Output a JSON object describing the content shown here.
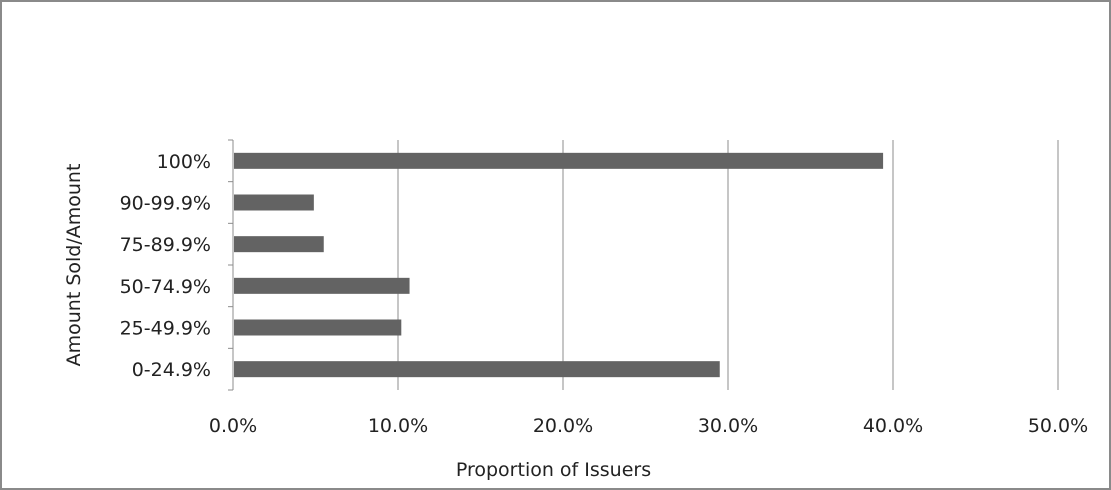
{
  "chart_data": {
    "type": "bar",
    "orientation": "horizontal",
    "title": "",
    "xlabel": "Proportion  of Issuers",
    "ylabel": "Amount Sold/Amount",
    "categories": [
      "0-24.9%",
      "25-49.9%",
      "50-74.9%",
      "75-89.9%",
      "90-99.9%",
      "100%"
    ],
    "values": [
      29.5,
      10.2,
      10.7,
      5.5,
      4.9,
      39.4
    ],
    "value_unit": "percent",
    "xlim": [
      0,
      50
    ],
    "x_tick_labels": [
      "0.0%",
      "10.0%",
      "20.0%",
      "30.0%",
      "40.0%",
      "50.0%"
    ],
    "grid": "vertical",
    "legend": "none",
    "bar_color": "#636363"
  }
}
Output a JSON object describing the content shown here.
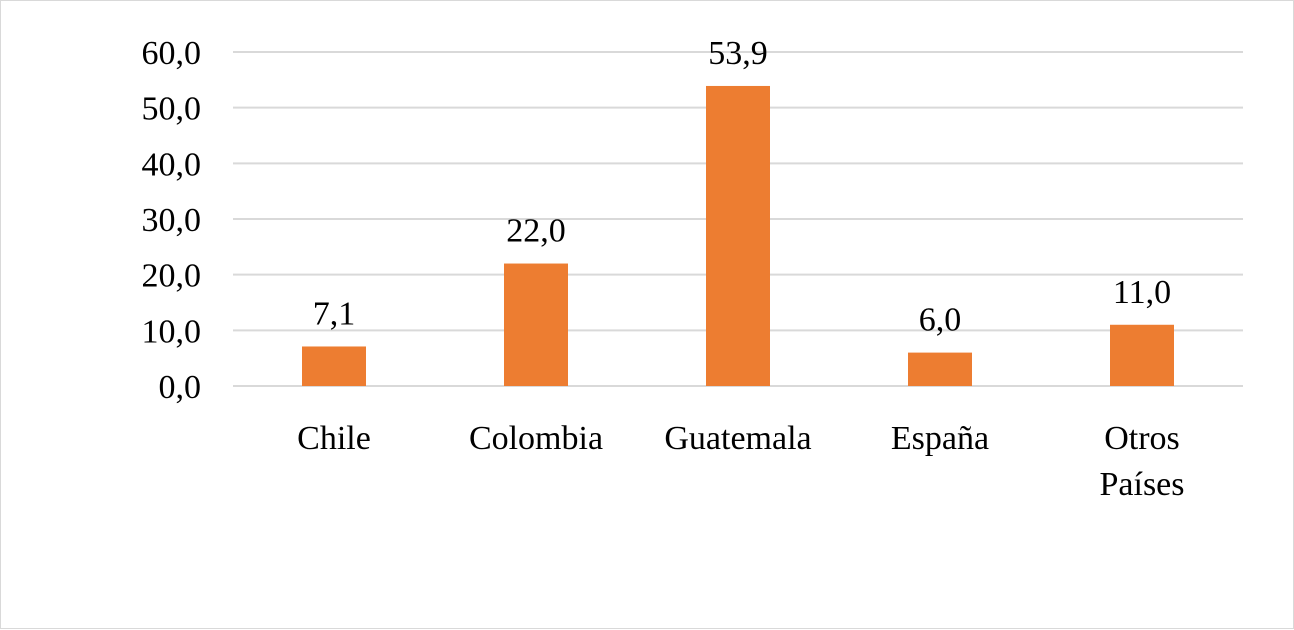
{
  "chart_data": {
    "type": "bar",
    "categories": [
      [
        "Chile"
      ],
      [
        "Colombia"
      ],
      [
        "Guatemala"
      ],
      [
        "España"
      ],
      [
        "Otros",
        "Países"
      ]
    ],
    "values": [
      7.1,
      22.0,
      53.9,
      6.0,
      11.0
    ],
    "value_labels": [
      "7,1",
      "22,0",
      "53,9",
      "6,0",
      "11,0"
    ],
    "y_ticks": [
      "0,0",
      "10,0",
      "20,0",
      "30,0",
      "40,0",
      "50,0",
      "60,0"
    ],
    "ylim": [
      0,
      60
    ],
    "grid": true,
    "legend": "none",
    "bar_color": "#ED7D31",
    "title": "",
    "xlabel": "",
    "ylabel": ""
  }
}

Exercise directions:
Write the entries above out in full, exactly, with no images.

Task output:
Output a JSON object describing the content shown here.
{
  "chart_data": {
    "type": "bar",
    "orientation": "horizontal",
    "title": "",
    "xlabel": "Proportion  of Issuers",
    "ylabel": "Amount Sold/Amount",
    "categories": [
      "0-24.9%",
      "25-49.9%",
      "50-74.9%",
      "75-89.9%",
      "90-99.9%",
      "100%"
    ],
    "values": [
      29.5,
      10.2,
      10.7,
      5.5,
      4.9,
      39.4
    ],
    "value_unit": "percent",
    "xlim": [
      0,
      50
    ],
    "x_tick_labels": [
      "0.0%",
      "10.0%",
      "20.0%",
      "30.0%",
      "40.0%",
      "50.0%"
    ],
    "grid": "vertical",
    "legend": "none",
    "bar_color": "#636363"
  }
}
Output a JSON object describing the content shown here.
{
  "chart_data": {
    "type": "bar",
    "categories": [
      [
        "Chile"
      ],
      [
        "Colombia"
      ],
      [
        "Guatemala"
      ],
      [
        "España"
      ],
      [
        "Otros",
        "Países"
      ]
    ],
    "values": [
      7.1,
      22.0,
      53.9,
      6.0,
      11.0
    ],
    "value_labels": [
      "7,1",
      "22,0",
      "53,9",
      "6,0",
      "11,0"
    ],
    "y_ticks": [
      "0,0",
      "10,0",
      "20,0",
      "30,0",
      "40,0",
      "50,0",
      "60,0"
    ],
    "ylim": [
      0,
      60
    ],
    "grid": true,
    "legend": "none",
    "bar_color": "#ED7D31",
    "title": "",
    "xlabel": "",
    "ylabel": ""
  }
}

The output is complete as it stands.